→ Exercise directions
Reproduce each of the lines word for word.

→ Extracted information
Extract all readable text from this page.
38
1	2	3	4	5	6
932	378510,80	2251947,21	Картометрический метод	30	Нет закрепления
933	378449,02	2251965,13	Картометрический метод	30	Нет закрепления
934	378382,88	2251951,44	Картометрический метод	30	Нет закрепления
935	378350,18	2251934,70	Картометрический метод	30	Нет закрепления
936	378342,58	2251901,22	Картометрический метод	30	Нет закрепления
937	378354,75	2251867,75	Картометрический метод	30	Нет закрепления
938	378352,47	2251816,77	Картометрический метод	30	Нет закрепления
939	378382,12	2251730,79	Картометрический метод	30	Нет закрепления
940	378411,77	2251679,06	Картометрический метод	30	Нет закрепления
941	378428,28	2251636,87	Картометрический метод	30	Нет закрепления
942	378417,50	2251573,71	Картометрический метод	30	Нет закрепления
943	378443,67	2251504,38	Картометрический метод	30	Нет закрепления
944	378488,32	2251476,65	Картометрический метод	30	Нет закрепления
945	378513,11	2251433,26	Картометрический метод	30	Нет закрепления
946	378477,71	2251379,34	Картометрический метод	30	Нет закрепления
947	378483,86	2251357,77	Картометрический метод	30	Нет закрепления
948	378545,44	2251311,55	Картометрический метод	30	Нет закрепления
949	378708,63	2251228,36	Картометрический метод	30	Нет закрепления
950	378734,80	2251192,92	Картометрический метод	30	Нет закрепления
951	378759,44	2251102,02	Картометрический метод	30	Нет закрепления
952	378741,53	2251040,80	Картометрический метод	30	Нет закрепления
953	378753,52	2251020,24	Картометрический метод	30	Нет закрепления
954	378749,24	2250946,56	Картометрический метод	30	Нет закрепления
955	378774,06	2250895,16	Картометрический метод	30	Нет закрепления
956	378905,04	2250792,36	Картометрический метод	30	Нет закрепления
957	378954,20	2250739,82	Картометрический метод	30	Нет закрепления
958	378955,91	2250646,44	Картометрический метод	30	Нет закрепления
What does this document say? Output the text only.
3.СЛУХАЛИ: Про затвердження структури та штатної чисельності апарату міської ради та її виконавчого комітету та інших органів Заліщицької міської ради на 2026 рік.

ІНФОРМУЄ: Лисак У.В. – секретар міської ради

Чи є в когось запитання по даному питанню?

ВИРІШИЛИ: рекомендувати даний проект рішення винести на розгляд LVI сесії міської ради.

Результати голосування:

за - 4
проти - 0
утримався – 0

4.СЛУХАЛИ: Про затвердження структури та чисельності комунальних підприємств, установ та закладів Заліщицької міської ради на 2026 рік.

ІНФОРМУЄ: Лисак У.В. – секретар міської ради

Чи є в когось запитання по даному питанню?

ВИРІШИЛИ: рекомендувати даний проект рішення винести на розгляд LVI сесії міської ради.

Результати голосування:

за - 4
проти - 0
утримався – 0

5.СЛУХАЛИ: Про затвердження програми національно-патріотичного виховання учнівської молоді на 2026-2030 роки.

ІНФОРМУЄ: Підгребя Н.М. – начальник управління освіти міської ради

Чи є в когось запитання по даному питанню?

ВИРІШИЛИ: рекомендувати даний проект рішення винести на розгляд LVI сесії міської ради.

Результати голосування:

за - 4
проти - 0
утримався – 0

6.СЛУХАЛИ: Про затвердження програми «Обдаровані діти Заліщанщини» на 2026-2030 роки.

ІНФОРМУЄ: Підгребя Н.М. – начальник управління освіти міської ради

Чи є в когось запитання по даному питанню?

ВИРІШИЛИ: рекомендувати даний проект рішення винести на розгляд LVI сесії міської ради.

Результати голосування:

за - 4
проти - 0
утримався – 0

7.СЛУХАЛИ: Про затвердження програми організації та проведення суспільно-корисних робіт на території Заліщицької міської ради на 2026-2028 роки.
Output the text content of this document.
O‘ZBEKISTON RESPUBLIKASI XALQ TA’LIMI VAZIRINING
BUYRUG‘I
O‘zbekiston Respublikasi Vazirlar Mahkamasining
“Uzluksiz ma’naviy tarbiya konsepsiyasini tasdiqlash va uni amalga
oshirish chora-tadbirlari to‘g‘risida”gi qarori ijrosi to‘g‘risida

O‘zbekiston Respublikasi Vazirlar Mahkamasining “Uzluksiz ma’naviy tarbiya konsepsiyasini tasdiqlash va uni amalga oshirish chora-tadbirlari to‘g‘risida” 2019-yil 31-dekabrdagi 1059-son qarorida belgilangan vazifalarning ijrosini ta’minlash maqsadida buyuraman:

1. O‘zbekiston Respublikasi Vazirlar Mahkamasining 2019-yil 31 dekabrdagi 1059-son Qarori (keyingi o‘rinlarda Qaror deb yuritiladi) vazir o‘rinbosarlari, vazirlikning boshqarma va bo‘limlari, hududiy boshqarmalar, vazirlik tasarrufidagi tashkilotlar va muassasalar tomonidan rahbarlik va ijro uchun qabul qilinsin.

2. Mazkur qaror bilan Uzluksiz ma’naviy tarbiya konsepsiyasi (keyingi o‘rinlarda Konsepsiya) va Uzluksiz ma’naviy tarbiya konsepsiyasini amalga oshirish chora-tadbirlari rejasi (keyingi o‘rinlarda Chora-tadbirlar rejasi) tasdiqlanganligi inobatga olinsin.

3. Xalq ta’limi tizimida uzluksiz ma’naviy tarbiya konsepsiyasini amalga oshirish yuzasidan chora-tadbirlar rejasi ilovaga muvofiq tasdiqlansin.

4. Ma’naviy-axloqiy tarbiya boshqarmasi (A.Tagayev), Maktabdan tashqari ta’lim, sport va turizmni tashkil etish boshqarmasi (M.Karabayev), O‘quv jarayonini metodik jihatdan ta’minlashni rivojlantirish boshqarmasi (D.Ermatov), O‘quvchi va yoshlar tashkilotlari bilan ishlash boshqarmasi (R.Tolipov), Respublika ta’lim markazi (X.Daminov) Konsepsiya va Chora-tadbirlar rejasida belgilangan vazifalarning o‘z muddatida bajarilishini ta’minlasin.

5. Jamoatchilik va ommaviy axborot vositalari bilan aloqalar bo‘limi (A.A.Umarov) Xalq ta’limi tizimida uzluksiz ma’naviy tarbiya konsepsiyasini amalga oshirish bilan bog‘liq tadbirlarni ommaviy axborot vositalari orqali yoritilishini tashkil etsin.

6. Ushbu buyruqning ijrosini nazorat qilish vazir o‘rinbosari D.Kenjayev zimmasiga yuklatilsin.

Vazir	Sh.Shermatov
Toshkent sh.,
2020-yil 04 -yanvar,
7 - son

→ Solved problem
Extract all readable text from this page.
38
1	2	3	4	5	6
932	378510,80	2251947,21	Картометрический метод	30	Нет закрепления
933	378449,02	2251965,13	Картометрический метод	30	Нет закрепления
934	378382,88	2251951,44	Картометрический метод	30	Нет закрепления
935	378350,18	2251934,70	Картометрический метод	30	Нет закрепления
936	378342,58	2251901,22	Картометрический метод	30	Нет закрепления
937	378354,75	2251867,75	Картометрический метод	30	Нет закрепления
938	378352,47	2251816,77	Картометрический метод	30	Нет закрепления
939	378382,12	2251730,79	Картометрический метод	30	Нет закрепления
940	378411,77	2251679,06	Картометрический метод	30	Нет закрепления
941	378428,28	2251636,87	Картометрический метод	30	Нет закрепления
942	378417,50	2251573,71	Картометрический метод	30	Нет закрепления
943	378443,67	2251504,38	Картометрический метод	30	Нет закрепления
944	378488,32	2251476,65	Картометрический метод	30	Нет закрепления
945	378513,11	2251433,26	Картометрический метод	30	Нет закрепления
946	378477,71	2251379,34	Картометрический метод	30	Нет закрепления
947	378483,86	2251357,77	Картометрический метод	30	Нет закрепления
948	378545,44	2251311,55	Картометрический метод	30	Нет закрепления
949	378708,63	2251228,36	Картометрический метод	30	Нет закрепления
950	378734,80	2251192,92	Картометрический метод	30	Нет закрепления
951	378759,44	2251102,02	Картометрический метод	30	Нет закрепления
952	378741,53	2251040,80	Картометрический метод	30	Нет закрепления
953	378753,52	2251020,24	Картометрический метод	30	Нет закрепления
954	378749,24	2250946,56	Картометрический метод	30	Нет закрепления
955	378774,06	2250895,16	Картометрический метод	30	Нет закрепления
956	378905,04	2250792,36	Картометрический метод	30	Нет закрепления
957	378954,20	2250739,82	Картометрический метод	30	Нет закрепления
958	378955,91	2250646,44	Картометрический метод	30	Нет закрепления
What does this document say? Output the text only.
3.СЛУХАЛИ: Про затвердження структури та штатної чисельності апарату міської ради та її виконавчого комітету та інших органів Заліщицької міської ради на 2026 рік.

ІНФОРМУЄ: Лисак У.В. – секретар міської ради

Чи є в когось запитання по даному питанню?

ВИРІШИЛИ: рекомендувати даний проект рішення винести на розгляд LVI сесії міської ради.

Результати голосування:

за - 4
проти - 0
утримався – 0

4.СЛУХАЛИ: Про затвердження структури та чисельності комунальних підприємств, установ та закладів Заліщицької міської ради на 2026 рік.

ІНФОРМУЄ: Лисак У.В. – секретар міської ради

Чи є в когось запитання по даному питанню?

ВИРІШИЛИ: рекомендувати даний проект рішення винести на розгляд LVI сесії міської ради.

Результати голосування:

за - 4
проти - 0
утримався – 0

5.СЛУХАЛИ: Про затвердження програми національно-патріотичного виховання учнівської молоді на 2026-2030 роки.

ІНФОРМУЄ: Підгребя Н.М. – начальник управління освіти міської ради

Чи є в когось запитання по даному питанню?

ВИРІШИЛИ: рекомендувати даний проект рішення винести на розгляд LVI сесії міської ради.

Результати голосування:

за - 4
проти - 0
утримався – 0

6.СЛУХАЛИ: Про затвердження програми «Обдаровані діти Заліщанщини» на 2026-2030 роки.

ІНФОРМУЄ: Підгребя Н.М. – начальник управління освіти міської ради

Чи є в когось запитання по даному питанню?

ВИРІШИЛИ: рекомендувати даний проект рішення винести на розгляд LVI сесії міської ради.

Результати голосування:

за - 4
проти - 0
утримався – 0

7.СЛУХАЛИ: Про затвердження програми організації та проведення суспільно-корисних робіт на території Заліщицької міської ради на 2026-2028 роки.
Output the text content of this document.
O‘ZBEKISTON RESPUBLIKASI XALQ TA’LIMI VAZIRINING
BUYRUG‘I
O‘zbekiston Respublikasi Vazirlar Mahkamasining
“Uzluksiz ma’naviy tarbiya konsepsiyasini tasdiqlash va uni amalga
oshirish chora-tadbirlari to‘g‘risida”gi qarori ijrosi to‘g‘risida

O‘zbekiston Respublikasi Vazirlar Mahkamasining “Uzluksiz ma’naviy tarbiya konsepsiyasini tasdiqlash va uni amalga oshirish chora-tadbirlari to‘g‘risida” 2019-yil 31-dekabrdagi 1059-son qarorida belgilangan vazifalarning ijrosini ta’minlash maqsadida buyuraman:

1. O‘zbekiston Respublikasi Vazirlar Mahkamasining 2019-yil 31 dekabrdagi 1059-son Qarori (keyingi o‘rinlarda Qaror deb yuritiladi) vazir o‘rinbosarlari, vazirlikning boshqarma va bo‘limlari, hududiy boshqarmalar, vazirlik tasarrufidagi tashkilotlar va muassasalar tomonidan rahbarlik va ijro uchun qabul qilinsin.

2. Mazkur qaror bilan Uzluksiz ma’naviy tarbiya konsepsiyasi (keyingi o‘rinlarda Konsepsiya) va Uzluksiz ma’naviy tarbiya konsepsiyasini amalga oshirish chora-tadbirlari rejasi (keyingi o‘rinlarda Chora-tadbirlar rejasi) tasdiqlanganligi inobatga olinsin.

3. Xalq ta’limi tizimida uzluksiz ma’naviy tarbiya konsepsiyasini amalga oshirish yuzasidan chora-tadbirlar rejasi ilovaga muvofiq tasdiqlansin.

4. Ma’naviy-axloqiy tarbiya boshqarmasi (A.Tagayev), Maktabdan tashqari ta’lim, sport va turizmni tashkil etish boshqarmasi (M.Karabayev), O‘quv jarayonini metodik jihatdan ta’minlashni rivojlantirish boshqarmasi (D.Ermatov), O‘quvchi va yoshlar tashkilotlari bilan ishlash boshqarmasi (R.Tolipov), Respublika ta’lim markazi (X.Daminov) Konsepsiya va Chora-tadbirlar rejasida belgilangan vazifalarning o‘z muddatida bajarilishini ta’minlasin.

5. Jamoatchilik va ommaviy axborot vositalari bilan aloqalar bo‘limi (A.A.Umarov) Xalq ta’limi tizimida uzluksiz ma’naviy tarbiya konsepsiyasini amalga oshirish bilan bog‘liq tadbirlarni ommaviy axborot vositalari orqali yoritilishini tashkil etsin.

6. Ushbu buyruqning ijrosini nazorat qilish vazir o‘rinbosari D.Kenjayev zimmasiga yuklatilsin.

Vazir	Sh.Shermatov
Toshkent sh.,
2020-yil 04 -yanvar,
7 - son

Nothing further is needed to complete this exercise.